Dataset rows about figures
-------
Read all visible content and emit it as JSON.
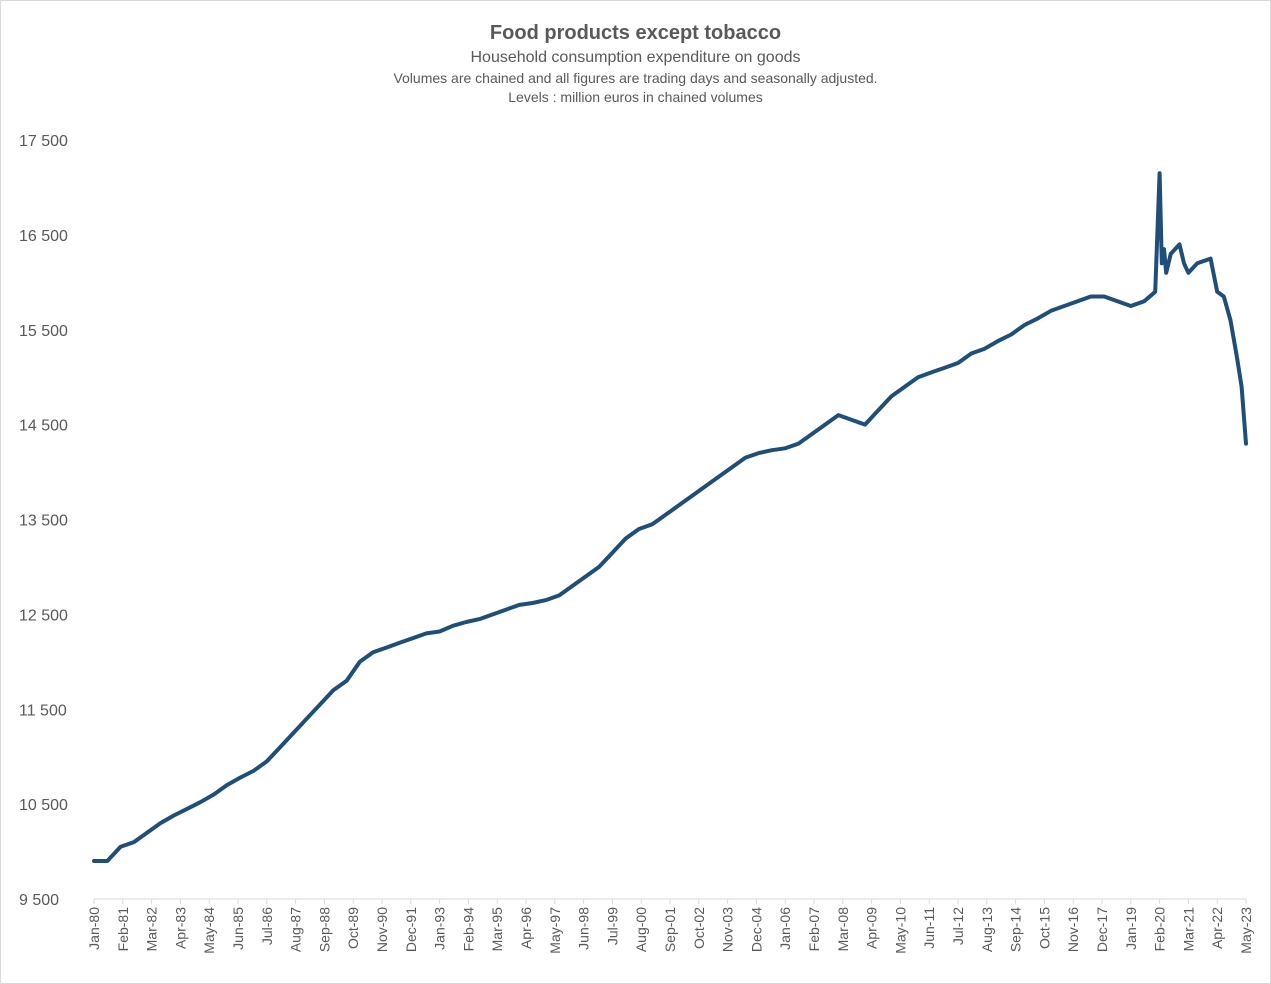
{
  "chart_data": {
    "type": "line",
    "title": "Food products except tobacco",
    "subtitle": "Household consumption expenditure on goods",
    "note1": "Volumes are chained and all figures are trading days and seasonally adjusted.",
    "note2": "Levels : million euros in chained volumes",
    "xlabel": "",
    "ylabel": "",
    "ylim": [
      9500,
      17500
    ],
    "xlim": [
      "1980-01",
      "2023-05"
    ],
    "grid": false,
    "legend": "none",
    "line_color": "#1f4e79",
    "yticks": [
      "9 500",
      "10 500",
      "11 500",
      "12 500",
      "13 500",
      "14 500",
      "15 500",
      "16 500",
      "17 500"
    ],
    "ytick_values": [
      9500,
      10500,
      11500,
      12500,
      13500,
      14500,
      15500,
      16500,
      17500
    ],
    "xticks": [
      "Jan-80",
      "Feb-81",
      "Mar-82",
      "Apr-83",
      "May-84",
      "Jun-85",
      "Jul-86",
      "Aug-87",
      "Sep-88",
      "Oct-89",
      "Nov-90",
      "Dec-91",
      "Jan-93",
      "Feb-94",
      "Mar-95",
      "Apr-96",
      "May-97",
      "Jun-98",
      "Jul-99",
      "Aug-00",
      "Sep-01",
      "Oct-02",
      "Nov-03",
      "Dec-04",
      "Jan-06",
      "Feb-07",
      "Mar-08",
      "Apr-09",
      "May-10",
      "Jun-11",
      "Jul-12",
      "Aug-13",
      "Sep-14",
      "Oct-15",
      "Nov-16",
      "Dec-17",
      "Jan-19",
      "Feb-20",
      "Mar-21",
      "Apr-22",
      "May-23"
    ],
    "series": [
      {
        "x": [
          "1980-01",
          "1980-07",
          "1981-01",
          "1981-07",
          "1982-01",
          "1982-07",
          "1983-01",
          "1983-07",
          "1984-01",
          "1984-07",
          "1985-01",
          "1985-07",
          "1986-01",
          "1986-07",
          "1987-01",
          "1987-07",
          "1988-01",
          "1988-07",
          "1989-01",
          "1989-07",
          "1990-01",
          "1990-07",
          "1991-01",
          "1991-07",
          "1992-01",
          "1992-07",
          "1993-01",
          "1993-07",
          "1994-01",
          "1994-07",
          "1995-01",
          "1995-07",
          "1996-01",
          "1996-07",
          "1997-01",
          "1997-07",
          "1998-01",
          "1998-07",
          "1999-01",
          "1999-07",
          "2000-01",
          "2000-07",
          "2001-01",
          "2001-07",
          "2002-01",
          "2002-07",
          "2003-01",
          "2003-07",
          "2004-01",
          "2004-07",
          "2005-01",
          "2005-07",
          "2006-01",
          "2006-07",
          "2007-01",
          "2007-07",
          "2008-01",
          "2008-07",
          "2009-01",
          "2009-07",
          "2010-01",
          "2010-07",
          "2011-01",
          "2011-07",
          "2012-01",
          "2012-07",
          "2013-01",
          "2013-07",
          "2014-01",
          "2014-07",
          "2015-01",
          "2015-07",
          "2016-01",
          "2016-07",
          "2017-01",
          "2017-07",
          "2018-01",
          "2018-07",
          "2019-01",
          "2019-07",
          "2019-12",
          "2020-02",
          "2020-03",
          "2020-04",
          "2020-05",
          "2020-07",
          "2020-11",
          "2021-01",
          "2021-03",
          "2021-07",
          "2022-01",
          "2022-04",
          "2022-07",
          "2022-10",
          "2023-01",
          "2023-03",
          "2023-05"
        ],
        "values": [
          9900,
          9900,
          10050,
          10100,
          10200,
          10300,
          10380,
          10450,
          10520,
          10600,
          10700,
          10780,
          10850,
          10950,
          11100,
          11250,
          11400,
          11550,
          11700,
          11800,
          12000,
          12100,
          12150,
          12200,
          12250,
          12300,
          12320,
          12380,
          12420,
          12450,
          12500,
          12550,
          12600,
          12620,
          12650,
          12700,
          12800,
          12900,
          13000,
          13150,
          13300,
          13400,
          13450,
          13550,
          13650,
          13750,
          13850,
          13950,
          14050,
          14150,
          14200,
          14230,
          14250,
          14300,
          14400,
          14500,
          14600,
          14550,
          14500,
          14650,
          14800,
          14900,
          15000,
          15050,
          15100,
          15150,
          15250,
          15300,
          15380,
          15450,
          15550,
          15620,
          15700,
          15750,
          15800,
          15850,
          15850,
          15800,
          15750,
          15800,
          15900,
          17150,
          16200,
          16350,
          16100,
          16300,
          16400,
          16200,
          16100,
          16200,
          16250,
          15900,
          15850,
          15600,
          15200,
          14900,
          14300
        ]
      }
    ]
  }
}
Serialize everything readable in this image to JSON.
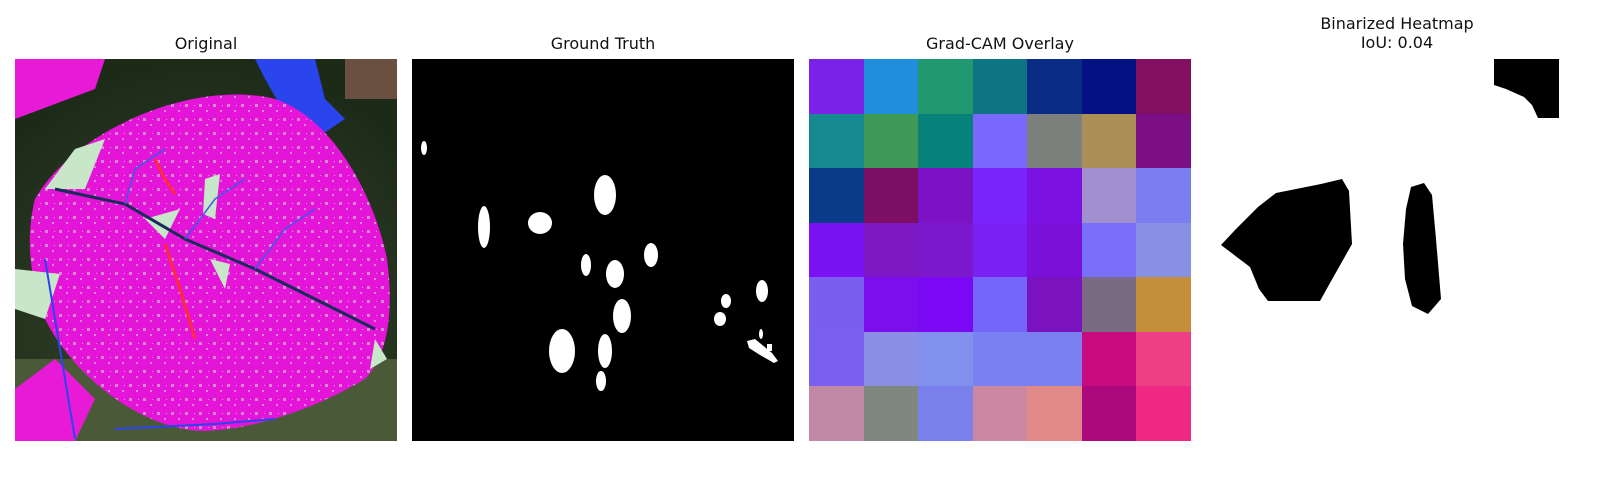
{
  "panels": {
    "original": {
      "title": "Original"
    },
    "ground_truth": {
      "title": "Ground Truth"
    },
    "gradcam": {
      "title": "Grad-CAM Overlay",
      "grid_colors": [
        [
          "#7a22e8",
          "#1f8fdc",
          "#229870",
          "#0e7484",
          "#0a2b86",
          "#031084",
          "#821060"
        ],
        [
          "#168890",
          "#3f9a58",
          "#06827a",
          "#7a68fc",
          "#7b807c",
          "#ac8f56",
          "#7c0e86"
        ],
        [
          "#0a3a8a",
          "#7c0e64",
          "#7b12c4",
          "#7a24fc",
          "#7b12e2",
          "#a090d0",
          "#7a7ef0"
        ],
        [
          "#7b12f4",
          "#7c18c4",
          "#7b18cc",
          "#7a20f4",
          "#7a10da",
          "#7a6efc",
          "#8890e4"
        ],
        [
          "#7a5ef0",
          "#7b0eec",
          "#7a08f4",
          "#7466f8",
          "#7a12c0",
          "#7a6a82",
          "#c48e3c"
        ],
        [
          "#7a60f0",
          "#8a8ee4",
          "#8090ec",
          "#7a80f0",
          "#7a80f0",
          "#c80c80",
          "#ee3e86"
        ],
        [
          "#c288a8",
          "#7e8880",
          "#7a80ec",
          "#cc88a0",
          "#e28a88",
          "#ac0a7c",
          "#ee2884"
        ]
      ]
    },
    "binarized": {
      "title_line1": "Binarized Heatmap",
      "title_line2": "IoU: 0.04"
    }
  }
}
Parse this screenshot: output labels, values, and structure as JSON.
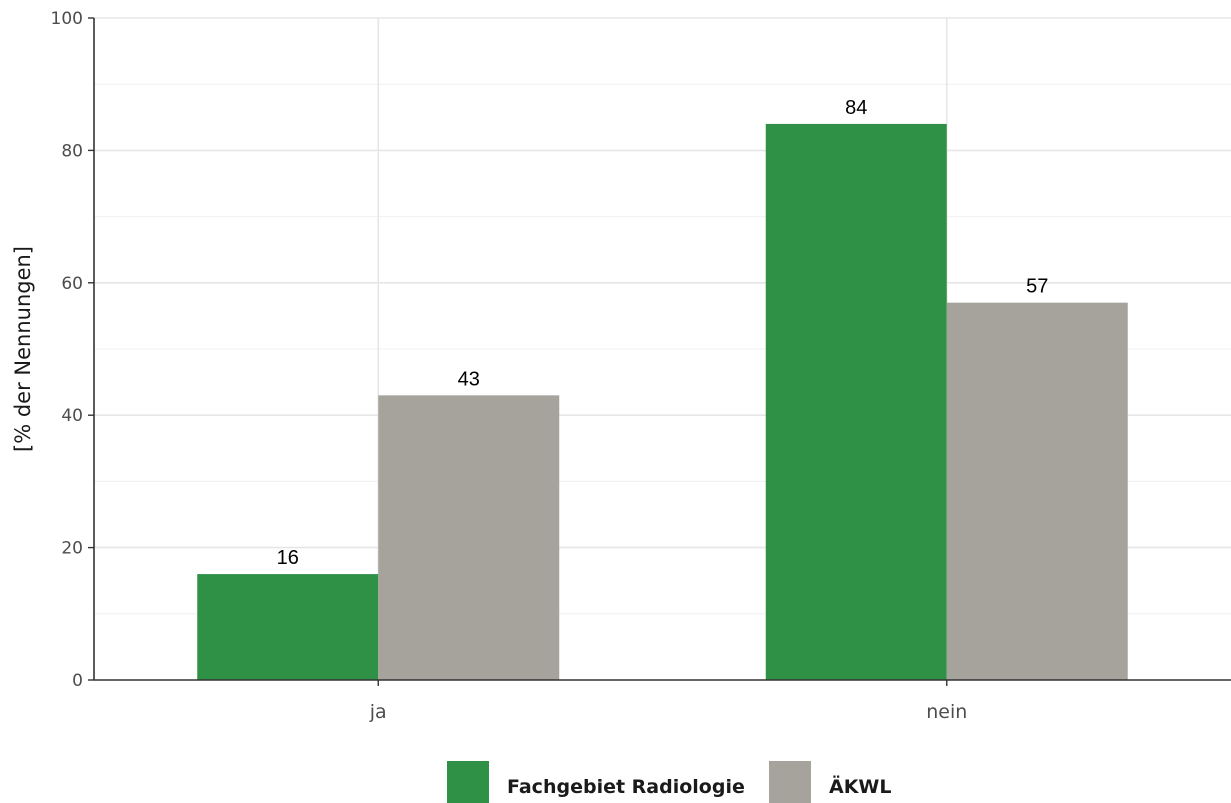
{
  "chart_data": {
    "type": "bar",
    "categories": [
      "ja",
      "nein"
    ],
    "series": [
      {
        "name": "Fachgebiet Radiologie",
        "values": [
          16,
          84
        ],
        "color": "#2e9145"
      },
      {
        "name": "ÄKWL",
        "values": [
          43,
          57
        ],
        "color": "#a6a39c"
      }
    ],
    "value_labels": [
      [
        "16",
        "84"
      ],
      [
        "43",
        "57"
      ]
    ],
    "title": "",
    "xlabel": "",
    "ylabel": "[% der Nennungen]",
    "ylim": [
      0,
      100
    ],
    "yticks": [
      0,
      20,
      40,
      60,
      80,
      100
    ],
    "ytick_labels": [
      "0",
      "20",
      "40",
      "60",
      "80",
      "100"
    ],
    "grid": true,
    "legend_position": "bottom"
  }
}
-------
EXERCISE AIM: Search the records for the word "chained" and copy every line where it occurs.

TASK RESPONSE:
    "note1": "Volumes are chained and all figures are trading days and seasonally adjusted.",
    "note2": "Levels : million euros in chained volumes",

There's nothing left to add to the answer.